» YOUR GOAL: Gather the lines that hold the string "this".
-------- RECORDS SUPPLIED --------
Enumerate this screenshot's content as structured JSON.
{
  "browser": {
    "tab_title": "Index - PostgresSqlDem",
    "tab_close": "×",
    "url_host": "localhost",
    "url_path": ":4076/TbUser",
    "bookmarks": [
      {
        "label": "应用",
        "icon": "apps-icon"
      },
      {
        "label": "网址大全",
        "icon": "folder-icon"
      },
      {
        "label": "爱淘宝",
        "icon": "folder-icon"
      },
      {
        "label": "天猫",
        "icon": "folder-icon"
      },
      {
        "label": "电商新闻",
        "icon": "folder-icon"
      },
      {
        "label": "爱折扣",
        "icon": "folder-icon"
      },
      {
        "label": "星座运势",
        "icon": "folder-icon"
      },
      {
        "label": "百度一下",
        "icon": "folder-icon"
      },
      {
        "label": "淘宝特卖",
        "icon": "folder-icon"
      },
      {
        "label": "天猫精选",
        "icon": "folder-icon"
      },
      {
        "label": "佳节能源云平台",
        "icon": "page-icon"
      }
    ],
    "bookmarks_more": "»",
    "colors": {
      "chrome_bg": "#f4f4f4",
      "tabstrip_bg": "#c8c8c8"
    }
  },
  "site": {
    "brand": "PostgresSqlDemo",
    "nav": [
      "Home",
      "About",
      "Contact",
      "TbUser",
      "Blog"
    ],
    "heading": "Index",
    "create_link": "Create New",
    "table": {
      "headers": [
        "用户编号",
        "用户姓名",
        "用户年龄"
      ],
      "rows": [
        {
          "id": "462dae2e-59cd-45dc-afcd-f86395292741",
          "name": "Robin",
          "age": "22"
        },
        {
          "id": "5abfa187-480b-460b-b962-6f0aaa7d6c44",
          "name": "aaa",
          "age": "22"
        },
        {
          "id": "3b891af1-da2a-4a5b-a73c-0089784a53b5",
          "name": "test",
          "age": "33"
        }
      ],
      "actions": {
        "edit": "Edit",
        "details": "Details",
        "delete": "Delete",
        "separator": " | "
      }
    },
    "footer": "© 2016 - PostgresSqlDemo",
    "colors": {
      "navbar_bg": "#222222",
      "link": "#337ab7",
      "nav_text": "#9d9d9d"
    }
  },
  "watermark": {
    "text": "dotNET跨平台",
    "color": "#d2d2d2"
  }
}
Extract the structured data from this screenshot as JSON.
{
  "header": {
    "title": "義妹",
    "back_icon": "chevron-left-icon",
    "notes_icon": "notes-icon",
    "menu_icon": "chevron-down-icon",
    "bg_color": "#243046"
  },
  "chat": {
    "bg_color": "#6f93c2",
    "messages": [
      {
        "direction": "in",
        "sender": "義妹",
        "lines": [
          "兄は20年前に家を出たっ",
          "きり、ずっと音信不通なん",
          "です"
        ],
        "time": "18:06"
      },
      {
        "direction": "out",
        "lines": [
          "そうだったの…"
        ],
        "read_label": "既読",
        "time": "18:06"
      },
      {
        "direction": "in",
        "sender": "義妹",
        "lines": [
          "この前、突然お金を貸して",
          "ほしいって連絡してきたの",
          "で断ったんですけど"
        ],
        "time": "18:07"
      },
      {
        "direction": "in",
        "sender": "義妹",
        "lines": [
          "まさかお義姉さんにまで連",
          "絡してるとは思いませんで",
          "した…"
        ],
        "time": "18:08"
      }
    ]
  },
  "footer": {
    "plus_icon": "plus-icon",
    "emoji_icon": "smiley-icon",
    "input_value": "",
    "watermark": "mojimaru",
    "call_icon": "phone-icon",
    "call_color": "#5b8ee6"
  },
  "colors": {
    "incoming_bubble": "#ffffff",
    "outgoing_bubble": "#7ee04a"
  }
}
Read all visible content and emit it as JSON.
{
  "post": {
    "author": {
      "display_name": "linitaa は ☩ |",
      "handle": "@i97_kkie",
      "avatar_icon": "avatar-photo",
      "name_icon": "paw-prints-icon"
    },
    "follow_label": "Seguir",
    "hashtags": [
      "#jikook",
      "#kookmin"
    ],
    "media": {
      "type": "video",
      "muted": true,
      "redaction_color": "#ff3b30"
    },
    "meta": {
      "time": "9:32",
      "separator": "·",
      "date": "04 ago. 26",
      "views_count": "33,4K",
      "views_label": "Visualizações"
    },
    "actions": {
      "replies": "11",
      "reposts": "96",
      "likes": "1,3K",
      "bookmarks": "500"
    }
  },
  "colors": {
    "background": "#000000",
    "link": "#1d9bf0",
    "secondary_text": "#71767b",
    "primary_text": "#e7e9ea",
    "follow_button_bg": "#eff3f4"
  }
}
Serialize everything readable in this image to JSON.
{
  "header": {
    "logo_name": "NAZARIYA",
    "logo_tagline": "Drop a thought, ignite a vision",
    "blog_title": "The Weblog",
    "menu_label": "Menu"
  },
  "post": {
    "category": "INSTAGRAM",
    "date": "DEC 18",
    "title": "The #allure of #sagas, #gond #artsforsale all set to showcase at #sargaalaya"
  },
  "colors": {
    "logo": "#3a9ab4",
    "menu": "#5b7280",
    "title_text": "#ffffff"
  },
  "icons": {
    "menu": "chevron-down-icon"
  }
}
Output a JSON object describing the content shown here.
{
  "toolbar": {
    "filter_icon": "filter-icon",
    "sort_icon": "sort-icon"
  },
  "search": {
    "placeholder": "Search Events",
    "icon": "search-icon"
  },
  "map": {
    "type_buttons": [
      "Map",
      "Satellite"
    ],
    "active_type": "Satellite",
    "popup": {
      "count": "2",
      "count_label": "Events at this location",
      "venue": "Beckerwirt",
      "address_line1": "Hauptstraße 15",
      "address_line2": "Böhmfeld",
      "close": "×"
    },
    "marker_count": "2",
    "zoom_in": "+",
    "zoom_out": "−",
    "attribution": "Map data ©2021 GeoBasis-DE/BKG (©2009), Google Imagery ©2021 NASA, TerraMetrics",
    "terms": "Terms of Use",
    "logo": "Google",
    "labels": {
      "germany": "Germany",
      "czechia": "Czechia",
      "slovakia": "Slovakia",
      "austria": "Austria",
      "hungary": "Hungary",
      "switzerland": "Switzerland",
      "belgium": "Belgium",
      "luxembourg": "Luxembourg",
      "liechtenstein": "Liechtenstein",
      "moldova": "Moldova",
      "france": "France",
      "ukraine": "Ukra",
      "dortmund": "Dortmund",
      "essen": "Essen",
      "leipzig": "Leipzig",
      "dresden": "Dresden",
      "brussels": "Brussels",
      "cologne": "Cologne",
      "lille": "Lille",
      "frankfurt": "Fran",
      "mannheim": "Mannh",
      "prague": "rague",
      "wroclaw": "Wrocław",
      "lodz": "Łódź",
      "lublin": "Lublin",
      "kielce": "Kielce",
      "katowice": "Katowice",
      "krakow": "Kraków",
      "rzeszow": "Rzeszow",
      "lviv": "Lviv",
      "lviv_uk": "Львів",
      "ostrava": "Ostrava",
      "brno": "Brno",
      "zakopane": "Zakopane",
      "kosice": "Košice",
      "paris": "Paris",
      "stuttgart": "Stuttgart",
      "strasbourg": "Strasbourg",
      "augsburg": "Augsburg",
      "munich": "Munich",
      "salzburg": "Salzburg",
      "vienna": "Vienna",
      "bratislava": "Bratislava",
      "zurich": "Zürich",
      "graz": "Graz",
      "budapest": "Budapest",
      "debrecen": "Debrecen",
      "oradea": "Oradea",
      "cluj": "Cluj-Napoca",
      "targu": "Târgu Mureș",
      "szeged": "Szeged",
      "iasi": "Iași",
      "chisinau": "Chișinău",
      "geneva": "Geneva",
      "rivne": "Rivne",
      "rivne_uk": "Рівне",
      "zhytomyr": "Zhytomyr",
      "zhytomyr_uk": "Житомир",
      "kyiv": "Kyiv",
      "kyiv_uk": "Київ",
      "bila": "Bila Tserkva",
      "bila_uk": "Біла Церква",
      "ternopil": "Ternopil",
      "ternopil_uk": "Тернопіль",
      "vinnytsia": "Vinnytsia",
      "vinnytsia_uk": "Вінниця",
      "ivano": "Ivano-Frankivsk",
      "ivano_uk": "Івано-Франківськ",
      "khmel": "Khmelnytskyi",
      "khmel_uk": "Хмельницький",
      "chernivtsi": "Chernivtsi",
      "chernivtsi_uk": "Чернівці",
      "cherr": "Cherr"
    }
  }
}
--------
» COMPLETED EXERCISE:
Enumerate this screenshot's content as structured JSON.
Extract the structured data from this screenshot as JSON.
Serialize everything readable in this image to JSON.
      "count_label": "Events at this location",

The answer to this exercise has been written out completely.